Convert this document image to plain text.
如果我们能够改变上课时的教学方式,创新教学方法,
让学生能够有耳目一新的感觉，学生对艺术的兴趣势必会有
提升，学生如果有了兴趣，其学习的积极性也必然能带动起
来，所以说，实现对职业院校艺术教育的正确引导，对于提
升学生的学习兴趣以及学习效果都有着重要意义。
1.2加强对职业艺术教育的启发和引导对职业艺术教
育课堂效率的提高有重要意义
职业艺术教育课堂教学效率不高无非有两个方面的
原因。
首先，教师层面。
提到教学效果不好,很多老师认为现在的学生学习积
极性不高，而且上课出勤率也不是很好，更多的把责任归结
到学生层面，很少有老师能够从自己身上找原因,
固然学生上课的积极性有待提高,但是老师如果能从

- - - - - - -

### TASK TO CARRY OUT
All entries must be repeated verbatim.

### TASK SOLUTION
Convert this document image to plain text.
如果我们能够改变上课时的教学方式,创新教学方法,
让学生能够有耳目一新的感觉，学生对艺术的兴趣势必会有
提升，学生如果有了兴趣，其学习的积极性也必然能带动起
来，所以说，实现对职业院校艺术教育的正确引导，对于提
升学生的学习兴趣以及学习效果都有着重要意义。
1.2加强对职业艺术教育的启发和引导对职业艺术教
育课堂效率的提高有重要意义
职业艺术教育课堂教学效率不高无非有两个方面的
原因。
首先，教师层面。
提到教学效果不好,很多老师认为现在的学生学习积
极性不高，而且上课出勤率也不是很好，更多的把责任归结
到学生层面，很少有老师能够从自己身上找原因,
固然学生上课的积极性有待提高,但是老师如果能从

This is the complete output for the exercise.